_DATA FOR THIS EXERCISE_:
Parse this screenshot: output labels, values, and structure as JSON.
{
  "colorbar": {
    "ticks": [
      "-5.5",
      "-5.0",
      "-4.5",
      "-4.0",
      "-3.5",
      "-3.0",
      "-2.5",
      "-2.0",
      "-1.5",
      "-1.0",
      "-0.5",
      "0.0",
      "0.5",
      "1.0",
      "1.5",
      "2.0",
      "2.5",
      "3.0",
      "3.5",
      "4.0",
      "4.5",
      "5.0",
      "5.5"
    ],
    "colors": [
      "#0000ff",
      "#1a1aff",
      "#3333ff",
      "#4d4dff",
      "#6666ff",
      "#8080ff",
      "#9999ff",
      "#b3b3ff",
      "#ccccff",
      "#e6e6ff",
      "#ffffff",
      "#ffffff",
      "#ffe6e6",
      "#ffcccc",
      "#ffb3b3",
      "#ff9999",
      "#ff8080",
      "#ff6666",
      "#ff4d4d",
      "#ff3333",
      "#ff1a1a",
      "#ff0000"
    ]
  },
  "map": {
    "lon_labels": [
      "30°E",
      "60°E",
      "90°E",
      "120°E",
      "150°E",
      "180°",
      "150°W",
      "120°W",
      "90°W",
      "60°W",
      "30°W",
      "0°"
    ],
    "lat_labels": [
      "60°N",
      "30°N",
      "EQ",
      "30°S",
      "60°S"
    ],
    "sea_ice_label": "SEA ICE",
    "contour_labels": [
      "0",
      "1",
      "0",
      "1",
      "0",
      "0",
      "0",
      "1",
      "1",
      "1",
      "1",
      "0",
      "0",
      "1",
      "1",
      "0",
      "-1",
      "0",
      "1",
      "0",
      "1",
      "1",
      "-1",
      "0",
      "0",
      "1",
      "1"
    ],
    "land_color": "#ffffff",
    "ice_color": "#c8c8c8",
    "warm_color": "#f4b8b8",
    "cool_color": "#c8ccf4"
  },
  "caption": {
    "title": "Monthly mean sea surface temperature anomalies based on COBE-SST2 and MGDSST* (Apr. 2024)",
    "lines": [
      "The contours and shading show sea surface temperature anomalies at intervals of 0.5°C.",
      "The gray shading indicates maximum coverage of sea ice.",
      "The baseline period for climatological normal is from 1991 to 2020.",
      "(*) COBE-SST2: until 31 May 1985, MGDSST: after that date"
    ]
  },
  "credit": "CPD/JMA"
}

_REQUIRED TASK_:
Lines that include the word "anomalies" are to be extracted from the data above.

_RESPONSE TO THIS TASK_:
    "title": "Monthly mean sea surface temperature anomalies based on COBE-SST2 and MGDSST* (Apr. 2024)",
      "The contours and shading show sea surface temperature anomalies at intervals of 0.5°C.",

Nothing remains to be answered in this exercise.